*SET EXERCISE*.
Among the entries, which lines carry the string "grid"? Copy each of them.

____

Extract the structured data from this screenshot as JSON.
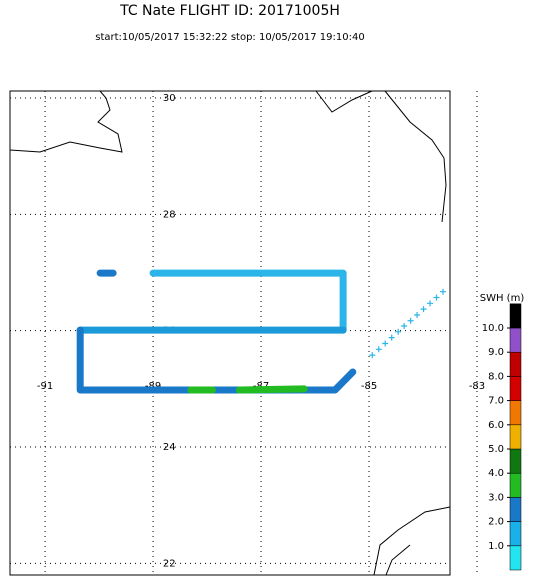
{
  "chart_data": {
    "type": "track",
    "title": "TC Nate  FLIGHT ID: 20171005H",
    "subtitle": "start:10/05/2017 15:32:22  stop: 10/05/2017 19:10:40",
    "xlim": [
      -91.65,
      -83.5
    ],
    "ylim": [
      21.8,
      30.12
    ],
    "xticks": [
      -91,
      -89,
      -87,
      -85,
      -83
    ],
    "yticks": [
      22,
      24,
      26,
      28,
      30
    ],
    "grid": true,
    "track": [
      {
        "color": "#1a78c8",
        "lon": [
          -89.98,
          -89.74
        ],
        "lat": [
          26.99,
          26.99
        ]
      },
      {
        "color": "#2bb5e8",
        "lon": [
          -89.0,
          -85.48,
          -85.48
        ],
        "lat": [
          26.99,
          26.99,
          26.01
        ]
      },
      {
        "color": "#1a9ad8",
        "lon": [
          -85.48,
          -90.35
        ],
        "lat": [
          26.01,
          26.01
        ]
      },
      {
        "color": "#1a78c8",
        "lon": [
          -90.35,
          -90.35,
          -85.63,
          -85.3
        ],
        "lat": [
          26.01,
          24.98,
          24.98,
          25.29
        ]
      },
      {
        "color": "#22bb22",
        "lon": [
          -88.3,
          -87.9
        ],
        "lat": [
          24.98,
          24.98
        ]
      },
      {
        "color": "#22bb22",
        "lon": [
          -87.4,
          -86.2
        ],
        "lat": [
          24.98,
          25.0
        ]
      }
    ],
    "crosses": {
      "color": "#2bb5e8",
      "lon": [
        -84.94,
        -84.82,
        -84.7,
        -84.58,
        -84.46,
        -84.35,
        -84.23,
        -84.11,
        -83.99,
        -83.87,
        -83.75,
        -83.63
      ],
      "lat": [
        25.58,
        25.68,
        25.78,
        25.88,
        25.98,
        26.08,
        26.17,
        26.27,
        26.37,
        26.47,
        26.57,
        26.67
      ]
    },
    "colorbar": {
      "label": "SWH (m)",
      "ticks": [
        {
          "value": 1,
          "label": "1.0"
        },
        {
          "value": 2,
          "label": "2.0"
        },
        {
          "value": 3,
          "label": "3.0"
        },
        {
          "value": 4,
          "label": "4.0"
        },
        {
          "value": 5,
          "label": "5.0"
        },
        {
          "value": 6,
          "label": "6.0"
        },
        {
          "value": 7,
          "label": "7.0"
        },
        {
          "value": 8,
          "label": "8.0"
        },
        {
          "value": 9,
          "label": "9.0"
        },
        {
          "value": 10,
          "label": "10.0"
        }
      ],
      "colors": [
        "#22e5f0",
        "#1ab0e8",
        "#1a78c8",
        "#22bb22",
        "#117711",
        "#f0b000",
        "#f07800",
        "#d40000",
        "#c00000",
        "#9050c8",
        "#000000"
      ]
    }
  }
}
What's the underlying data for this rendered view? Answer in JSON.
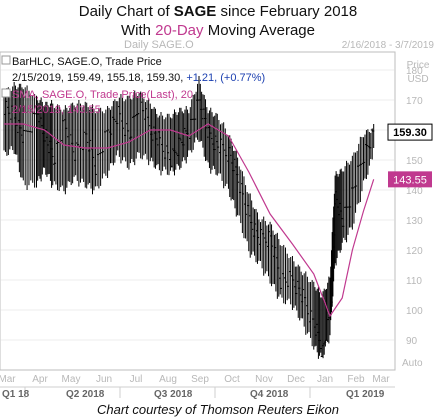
{
  "header": {
    "title_pre": "Daily Chart of ",
    "title_bold": "SAGE",
    "title_post": " since February 2018",
    "subtitle_pre": "With ",
    "subtitle_accent": "20-Day",
    "subtitle_post": " Moving Average"
  },
  "chart_header": {
    "name": "Daily SAGE.O",
    "date_range": "2/16/2018 - 3/7/2019",
    "currency": "Price\nUSD"
  },
  "legend": {
    "bar_label": "BarHLC, SAGE.O, Trade Price",
    "bar_values": "2/15/2019, 159.49, 155.18, 159.30, ",
    "bar_change": "+1.21, (+0.77%)",
    "sma_label": "SMA, SAGE.O, Trade Price(Last), 20",
    "sma_values": "2/15/2019, 143.55"
  },
  "price_tags": {
    "last": "159.30",
    "sma": "143.55"
  },
  "axis": {
    "y_ticks": [
      "180",
      "170",
      "160",
      "150",
      "140",
      "130",
      "120",
      "110",
      "100",
      "90"
    ],
    "y_auto": "Auto",
    "months": [
      "Mar",
      "Apr",
      "May",
      "Jun",
      "Jul",
      "Aug",
      "Sep",
      "Oct",
      "Nov",
      "Dec",
      "Jan",
      "Feb",
      "Mar"
    ],
    "quarters": [
      "Q1 18",
      "Q2 2018",
      "Q3 2018",
      "Q4 2018",
      "Q1 2019"
    ]
  },
  "caption": "Chart courtesy of Thomson Reuters Eikon",
  "colors": {
    "price": "#000000",
    "sma": "#c0398f",
    "last_tag": "#ffffff",
    "sma_tag": "#c0398f",
    "change": "#1b3fb0",
    "grid": "#dcdcdc"
  },
  "chart_data": {
    "type": "line",
    "ylim": [
      80,
      186
    ],
    "price_path_dates": [
      "2018-02-16",
      "2018-02-26",
      "2018-03-07",
      "2018-03-20",
      "2018-03-28",
      "2018-04-05",
      "2018-04-16",
      "2018-04-26",
      "2018-05-07",
      "2018-05-17",
      "2018-05-29",
      "2018-06-08",
      "2018-06-19",
      "2018-06-29",
      "2018-07-10",
      "2018-07-19",
      "2018-07-30",
      "2018-08-08",
      "2018-08-17",
      "2018-08-27",
      "2018-09-05",
      "2018-09-14",
      "2018-09-25",
      "2018-10-04",
      "2018-10-15",
      "2018-10-25",
      "2018-11-05",
      "2018-11-15",
      "2018-11-27",
      "2018-12-07",
      "2018-12-18",
      "2018-12-26",
      "2019-01-03",
      "2019-01-08",
      "2019-01-15",
      "2019-01-25",
      "2019-02-05",
      "2019-02-15"
    ],
    "price_path": [
      168,
      164,
      157,
      166,
      158,
      150,
      162,
      152,
      158,
      148,
      160,
      165,
      158,
      170,
      160,
      156,
      150,
      156,
      160,
      170,
      158,
      155,
      152,
      144,
      130,
      124,
      124,
      110,
      110,
      104,
      95,
      86,
      100,
      138,
      130,
      140,
      152,
      159.3
    ],
    "high_low": [
      [
        174,
        150
      ],
      [
        176,
        152
      ],
      [
        176,
        140
      ],
      [
        172,
        140
      ],
      [
        170,
        145
      ],
      [
        170,
        140
      ],
      [
        168,
        138
      ],
      [
        170,
        142
      ],
      [
        170,
        140
      ],
      [
        168,
        138
      ],
      [
        168,
        144
      ],
      [
        172,
        150
      ],
      [
        172,
        146
      ],
      [
        174,
        150
      ],
      [
        170,
        148
      ],
      [
        166,
        145
      ],
      [
        166,
        144
      ],
      [
        168,
        146
      ],
      [
        168,
        150
      ],
      [
        178,
        156
      ],
      [
        168,
        146
      ],
      [
        166,
        144
      ],
      [
        160,
        138
      ],
      [
        152,
        130
      ],
      [
        140,
        118
      ],
      [
        132,
        114
      ],
      [
        130,
        108
      ],
      [
        124,
        102
      ],
      [
        118,
        100
      ],
      [
        114,
        94
      ],
      [
        110,
        86
      ],
      [
        106,
        82
      ],
      [
        112,
        90
      ],
      [
        146,
        114
      ],
      [
        148,
        120
      ],
      [
        152,
        126
      ],
      [
        160,
        140
      ],
      [
        162,
        150
      ]
    ],
    "sma_path_dates": [
      "2018-02-16",
      "2018-03-07",
      "2018-03-28",
      "2018-04-16",
      "2018-05-07",
      "2018-05-29",
      "2018-06-19",
      "2018-07-10",
      "2018-07-30",
      "2018-08-17",
      "2018-09-05",
      "2018-09-25",
      "2018-10-15",
      "2018-11-05",
      "2018-11-27",
      "2018-12-18",
      "2019-01-03",
      "2019-01-15",
      "2019-01-25",
      "2019-02-05",
      "2019-02-15"
    ],
    "sma": [
      162,
      162,
      160,
      155,
      154,
      154,
      156,
      160,
      160,
      158,
      162,
      158,
      146,
      132,
      122,
      112,
      98,
      104,
      120,
      133,
      143.55
    ],
    "last": {
      "date": "2019-02-15",
      "open": 159.49,
      "low": 155.18,
      "close": 159.3,
      "change": 1.21,
      "change_pct": 0.77
    },
    "sma_last": 143.55
  }
}
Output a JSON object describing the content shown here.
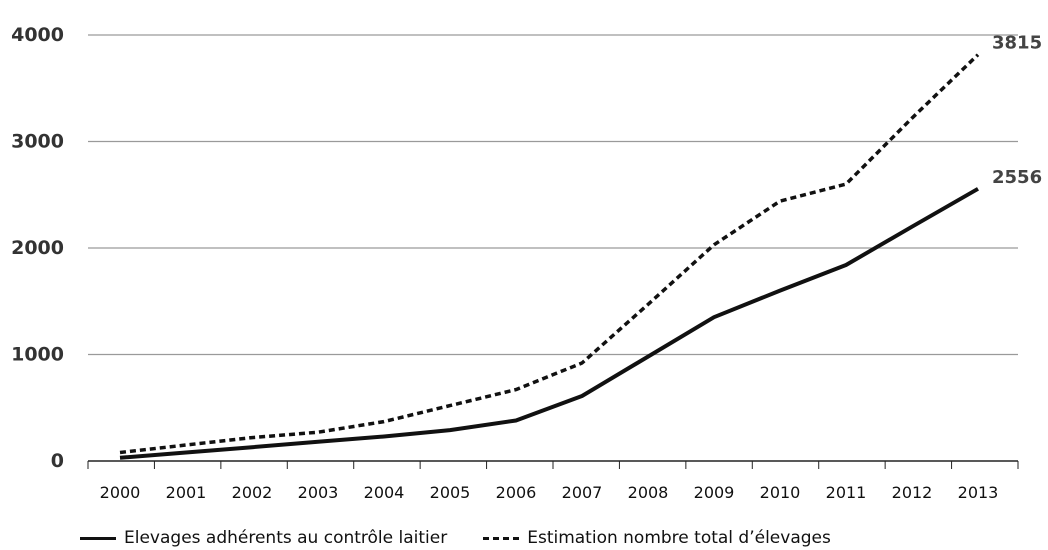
{
  "chart_data": {
    "type": "line",
    "title": "",
    "xlabel": "",
    "ylabel": "",
    "categories": [
      "2000",
      "2001",
      "2002",
      "2003",
      "2004",
      "2005",
      "2006",
      "2007",
      "2008",
      "2009",
      "2010",
      "2011",
      "2012",
      "2013"
    ],
    "ylim": [
      0,
      4000
    ],
    "yticks": [
      "0",
      "1000",
      "2000",
      "3000",
      "4000"
    ],
    "grid": "horizontal",
    "legend_position": "bottom",
    "series": [
      {
        "name": "Elevages adhérents au contrôle laitier",
        "style": "solid",
        "color": "#111111",
        "values": [
          30,
          80,
          130,
          180,
          230,
          290,
          380,
          610,
          980,
          1350,
          1600,
          1840,
          2200,
          2556
        ],
        "end_label": "2556"
      },
      {
        "name": "Estimation nombre total d’élevages",
        "style": "dashed",
        "color": "#111111",
        "values": [
          80,
          150,
          220,
          270,
          370,
          520,
          670,
          920,
          1470,
          2030,
          2440,
          2600,
          3220,
          3815
        ],
        "end_label": "3815"
      }
    ]
  }
}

____

*COMPLETED TASK*.
    "grid": true,
    "grid": "#dcdcdc"
    "grid": "horizontal",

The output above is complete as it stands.